- _THE EXERCISE_
Can you find the lines of the listing that include "options" and copy every one?

- _MATERIAL TO PROCESS_
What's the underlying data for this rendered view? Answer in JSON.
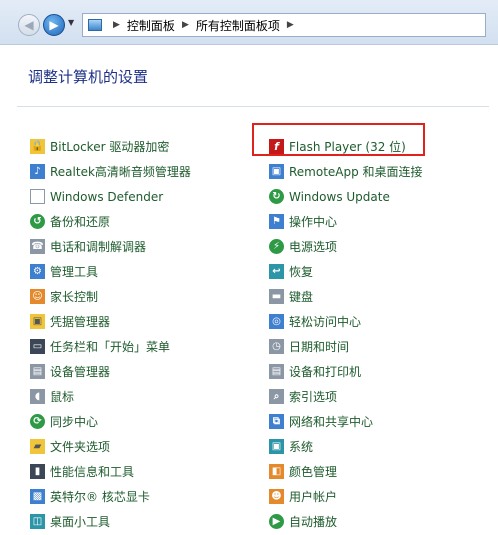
{
  "breadcrumb": [
    "控制面板",
    "所有控制面板项"
  ],
  "page_title": "调整计算机的设置",
  "left_items": [
    {
      "label": "BitLocker 驱动器加密",
      "icon": "bitlocker-icon",
      "cls": "yellow",
      "glyph": "🔒"
    },
    {
      "label": "Realtek高清晰音频管理器",
      "icon": "audio-manager-icon",
      "cls": "blue",
      "glyph": "♪"
    },
    {
      "label": "Windows Defender",
      "icon": "defender-icon",
      "cls": "doc",
      "glyph": ""
    },
    {
      "label": "备份和还原",
      "icon": "backup-icon",
      "cls": "green",
      "glyph": "↺"
    },
    {
      "label": "电话和调制解调器",
      "icon": "phone-modem-icon",
      "cls": "gray",
      "glyph": "☎"
    },
    {
      "label": "管理工具",
      "icon": "admin-tools-icon",
      "cls": "blue",
      "glyph": "⚙"
    },
    {
      "label": "家长控制",
      "icon": "parental-control-icon",
      "cls": "orange",
      "glyph": "☺"
    },
    {
      "label": "凭据管理器",
      "icon": "credential-manager-icon",
      "cls": "yellow",
      "glyph": "▣"
    },
    {
      "label": "任务栏和「开始」菜单",
      "icon": "taskbar-icon",
      "cls": "dark",
      "glyph": "▭"
    },
    {
      "label": "设备管理器",
      "icon": "device-manager-icon",
      "cls": "gray",
      "glyph": "▤"
    },
    {
      "label": "鼠标",
      "icon": "mouse-icon",
      "cls": "gray",
      "glyph": "◖"
    },
    {
      "label": "同步中心",
      "icon": "sync-center-icon",
      "cls": "green",
      "glyph": "⟳"
    },
    {
      "label": "文件夹选项",
      "icon": "folder-options-icon",
      "cls": "yellow",
      "glyph": "▰"
    },
    {
      "label": "性能信息和工具",
      "icon": "performance-icon",
      "cls": "dark",
      "glyph": "▮"
    },
    {
      "label": "英特尔® 核芯显卡",
      "icon": "intel-graphics-icon",
      "cls": "blue",
      "glyph": "▩"
    },
    {
      "label": "桌面小工具",
      "icon": "gadgets-icon",
      "cls": "teal",
      "glyph": "◫"
    }
  ],
  "right_items": [
    {
      "label": "Flash Player (32 位)",
      "icon": "flash-player-icon",
      "cls": "flash",
      "glyph": "f"
    },
    {
      "label": "RemoteApp 和桌面连接",
      "icon": "remoteapp-icon",
      "cls": "blue",
      "glyph": "▣"
    },
    {
      "label": "Windows Update",
      "icon": "windows-update-icon",
      "cls": "green",
      "glyph": "↻"
    },
    {
      "label": "操作中心",
      "icon": "action-center-icon",
      "cls": "blue",
      "glyph": "⚑"
    },
    {
      "label": "电源选项",
      "icon": "power-options-icon",
      "cls": "green",
      "glyph": "⚡"
    },
    {
      "label": "恢复",
      "icon": "recovery-icon",
      "cls": "teal",
      "glyph": "↩"
    },
    {
      "label": "键盘",
      "icon": "keyboard-icon",
      "cls": "gray",
      "glyph": "▬"
    },
    {
      "label": "轻松访问中心",
      "icon": "ease-of-access-icon",
      "cls": "blue",
      "glyph": "◎"
    },
    {
      "label": "日期和时间",
      "icon": "date-time-icon",
      "cls": "gray",
      "glyph": "◷"
    },
    {
      "label": "设备和打印机",
      "icon": "printer-icon",
      "cls": "gray",
      "glyph": "▤"
    },
    {
      "label": "索引选项",
      "icon": "indexing-icon",
      "cls": "gray",
      "glyph": "⌕"
    },
    {
      "label": "网络和共享中心",
      "icon": "network-icon",
      "cls": "blue",
      "glyph": "⧉"
    },
    {
      "label": "系统",
      "icon": "system-icon",
      "cls": "teal",
      "glyph": "▣"
    },
    {
      "label": "颜色管理",
      "icon": "color-management-icon",
      "cls": "orange",
      "glyph": "◧"
    },
    {
      "label": "用户帐户",
      "icon": "user-accounts-icon",
      "cls": "orange",
      "glyph": "☻"
    },
    {
      "label": "自动播放",
      "icon": "autoplay-icon",
      "cls": "green",
      "glyph": "▶"
    }
  ],
  "colors": {
    "link": "#1e5b2d",
    "title": "#1e3287",
    "highlight": "#e0221f"
  }
}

- _OUTPUT FOR THIS TASK_
      "icon": "folder-options-icon",
      "icon": "power-options-icon",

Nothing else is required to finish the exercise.